▶ _PROBLEM_
Reproduce every line of the material below, but drop the pictures.

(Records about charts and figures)
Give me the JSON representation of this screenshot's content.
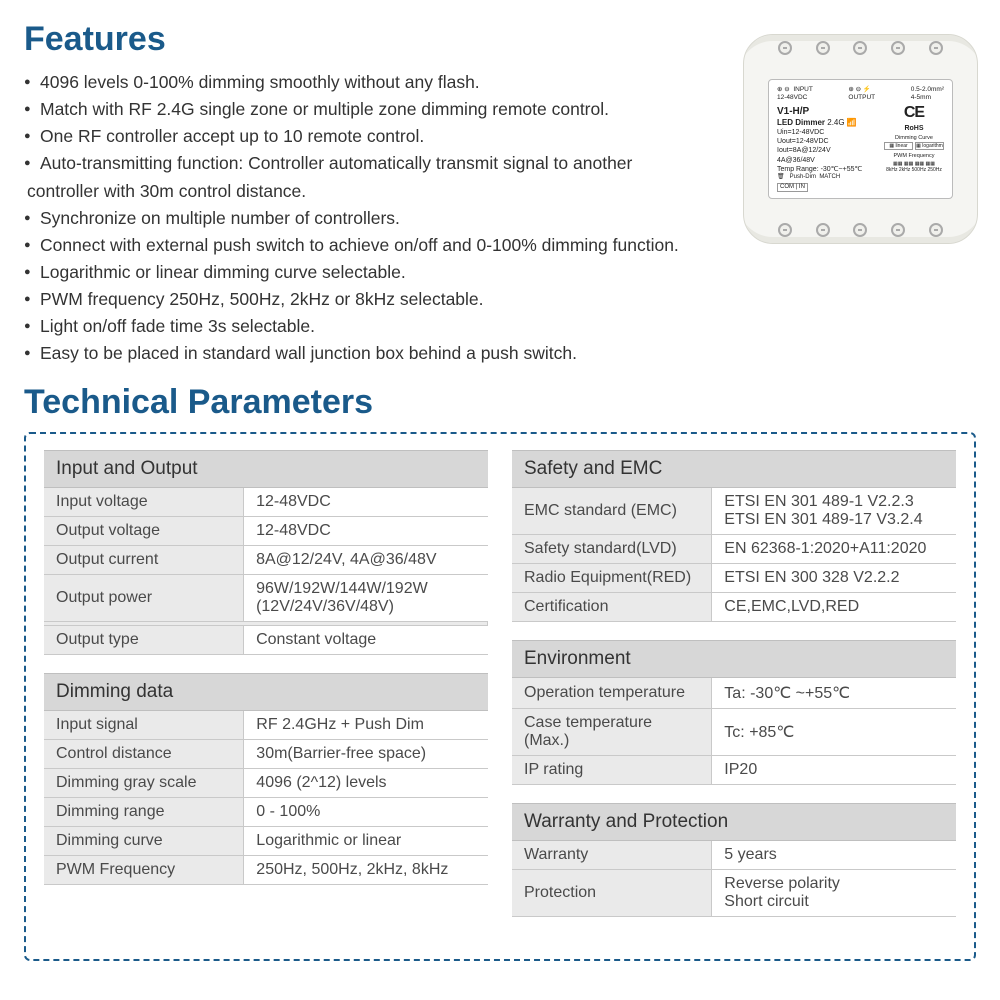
{
  "headings": {
    "features": "Features",
    "technical": "Technical Parameters"
  },
  "features_list": [
    "4096 levels 0-100% dimming smoothly without any flash.",
    "Match with RF 2.4G single zone or multiple zone dimming remote control.",
    "One RF controller accept up to 10 remote control.",
    "Auto-transmitting function: Controller automatically transmit signal to another",
    "controller with 30m control distance.",
    "Synchronize on multiple number of controllers.",
    "Connect with external push switch to achieve on/off and 0-100% dimming function.",
    "Logarithmic or linear dimming curve selectable.",
    "PWM frequency 250Hz, 500Hz, 2kHz or 8kHz selectable.",
    "Light on/off fade time 3s selectable.",
    "Easy to be placed in standard wall junction box behind a push switch."
  ],
  "features_indent": [
    false,
    false,
    false,
    false,
    true,
    false,
    false,
    false,
    false,
    false,
    false
  ],
  "device": {
    "model": "V1-H/P",
    "name": "LED Dimmer",
    "freq": "2.4G",
    "input_label": "INPUT",
    "input_v": "12-48VDC",
    "output_label": "OUTPUT",
    "wire": "0.5-2.0mm²",
    "strip": "4-5mm",
    "uin": "Uin=12-48VDC",
    "uout": "Uout=12-48VDC",
    "iout1": "Iout=8A@12/24V",
    "iout2": "4A@36/48V",
    "temp": "Temp Range: -30℃~+55℃",
    "ce": "CE",
    "rohs": "RoHS",
    "curve": "Dimming Curve",
    "lin": "linear",
    "log": "logarithm",
    "pwmf": "PWM Frequency",
    "push": "Push-Dim",
    "match": "MATCH",
    "com": "COM",
    "in": "IN"
  },
  "tables": {
    "io": {
      "title": "Input and Output",
      "rows": [
        [
          "Input voltage",
          "12-48VDC"
        ],
        [
          "Output voltage",
          "12-48VDC"
        ],
        [
          "Output current",
          "8A@12/24V, 4A@36/48V"
        ],
        [
          "Output power",
          "96W/192W/144W/192W\n(12V/24V/36V/48V)"
        ],
        [
          "Output type",
          "Constant voltage"
        ]
      ]
    },
    "dimming": {
      "title": "Dimming data",
      "rows": [
        [
          "Input signal",
          "RF 2.4GHz + Push Dim"
        ],
        [
          "Control distance",
          "30m(Barrier-free space)"
        ],
        [
          "Dimming gray scale",
          "4096 (2^12) levels"
        ],
        [
          "Dimming range",
          "0 - 100%"
        ],
        [
          "Dimming curve",
          "Logarithmic or linear"
        ],
        [
          "PWM Frequency",
          "250Hz, 500Hz, 2kHz, 8kHz"
        ]
      ]
    },
    "safety": {
      "title": "Safety and EMC",
      "rows": [
        [
          "EMC standard (EMC)",
          "ETSI EN 301 489-1 V2.2.3\nETSI EN 301 489-17 V3.2.4"
        ],
        [
          "Safety standard(LVD)",
          "EN 62368-1:2020+A11:2020"
        ],
        [
          "Radio Equipment(RED)",
          "ETSI EN 300 328 V2.2.2"
        ],
        [
          "Certification",
          "CE,EMC,LVD,RED"
        ]
      ]
    },
    "env": {
      "title": "Environment",
      "rows": [
        [
          "Operation temperature",
          "Ta: -30℃ ~+55℃"
        ],
        [
          "Case temperature (Max.)",
          "Tc: +85℃"
        ],
        [
          "IP rating",
          "IP20"
        ]
      ]
    },
    "warranty": {
      "title": "Warranty and Protection",
      "rows": [
        [
          "Warranty",
          "5 years"
        ],
        [
          "Protection",
          "Reverse polarity\nShort circuit"
        ]
      ]
    }
  },
  "colors": {
    "heading": "#1a5a8a",
    "border_dash": "#1a5a8a",
    "table_header_bg": "#d7d7d7",
    "cell_bg": "#eaeaea",
    "cell_border": "#c9c9c9",
    "text": "#333333"
  }
}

▶ _ANSWER IN FULL_
Give me the JSON representation of this screenshot's content.
{
  "headings": {
    "features": "Features",
    "technical": "Technical Parameters"
  },
  "features_list": [
    "4096 levels 0-100% dimming smoothly without any flash.",
    "Match with RF 2.4G single zone or multiple zone dimming remote control.",
    "One RF controller accept up to 10 remote control.",
    "Auto-transmitting function: Controller automatically transmit signal to another",
    "controller with 30m control distance.",
    "Synchronize on multiple number of controllers.",
    "Connect with external push switch to achieve on/off and 0-100% dimming function.",
    "Logarithmic or linear dimming curve selectable.",
    "PWM frequency 250Hz, 500Hz, 2kHz or 8kHz selectable.",
    "Light on/off fade time 3s selectable.",
    "Easy to be placed in standard wall junction box behind a push switch."
  ],
  "features_indent": [
    false,
    false,
    false,
    false,
    true,
    false,
    false,
    false,
    false,
    false,
    false
  ],
  "device": {
    "model": "V1-H/P",
    "name": "LED Dimmer",
    "freq": "2.4G",
    "input_label": "INPUT",
    "input_v": "12-48VDC",
    "output_label": "OUTPUT",
    "wire": "0.5-2.0mm²",
    "strip": "4-5mm",
    "uin": "Uin=12-48VDC",
    "uout": "Uout=12-48VDC",
    "iout1": "Iout=8A@12/24V",
    "iout2": "4A@36/48V",
    "temp": "Temp Range: -30℃~+55℃",
    "ce": "CE",
    "rohs": "RoHS",
    "curve": "Dimming Curve",
    "lin": "linear",
    "log": "logarithm",
    "pwmf": "PWM Frequency",
    "push": "Push-Dim",
    "match": "MATCH",
    "com": "COM",
    "in": "IN"
  },
  "tables": {
    "io": {
      "title": "Input and Output",
      "rows": [
        [
          "Input voltage",
          "12-48VDC"
        ],
        [
          "Output voltage",
          "12-48VDC"
        ],
        [
          "Output current",
          "8A@12/24V, 4A@36/48V"
        ],
        [
          "Output power",
          "96W/192W/144W/192W\n(12V/24V/36V/48V)"
        ],
        [
          "Output type",
          "Constant voltage"
        ]
      ]
    },
    "dimming": {
      "title": "Dimming data",
      "rows": [
        [
          "Input signal",
          "RF 2.4GHz + Push Dim"
        ],
        [
          "Control distance",
          "30m(Barrier-free space)"
        ],
        [
          "Dimming gray scale",
          "4096 (2^12) levels"
        ],
        [
          "Dimming range",
          "0 - 100%"
        ],
        [
          "Dimming curve",
          "Logarithmic or linear"
        ],
        [
          "PWM Frequency",
          "250Hz, 500Hz, 2kHz, 8kHz"
        ]
      ]
    },
    "safety": {
      "title": "Safety and EMC",
      "rows": [
        [
          "EMC standard (EMC)",
          "ETSI EN 301 489-1 V2.2.3\nETSI EN 301 489-17 V3.2.4"
        ],
        [
          "Safety standard(LVD)",
          "EN 62368-1:2020+A11:2020"
        ],
        [
          "Radio Equipment(RED)",
          "ETSI EN 300 328 V2.2.2"
        ],
        [
          "Certification",
          "CE,EMC,LVD,RED"
        ]
      ]
    },
    "env": {
      "title": "Environment",
      "rows": [
        [
          "Operation temperature",
          "Ta: -30℃ ~+55℃"
        ],
        [
          "Case temperature (Max.)",
          "Tc: +85℃"
        ],
        [
          "IP rating",
          "IP20"
        ]
      ]
    },
    "warranty": {
      "title": "Warranty and Protection",
      "rows": [
        [
          "Warranty",
          "5 years"
        ],
        [
          "Protection",
          "Reverse polarity\nShort circuit"
        ]
      ]
    }
  },
  "colors": {
    "heading": "#1a5a8a",
    "border_dash": "#1a5a8a",
    "table_header_bg": "#d7d7d7",
    "cell_bg": "#eaeaea",
    "cell_border": "#c9c9c9",
    "text": "#333333"
  }
}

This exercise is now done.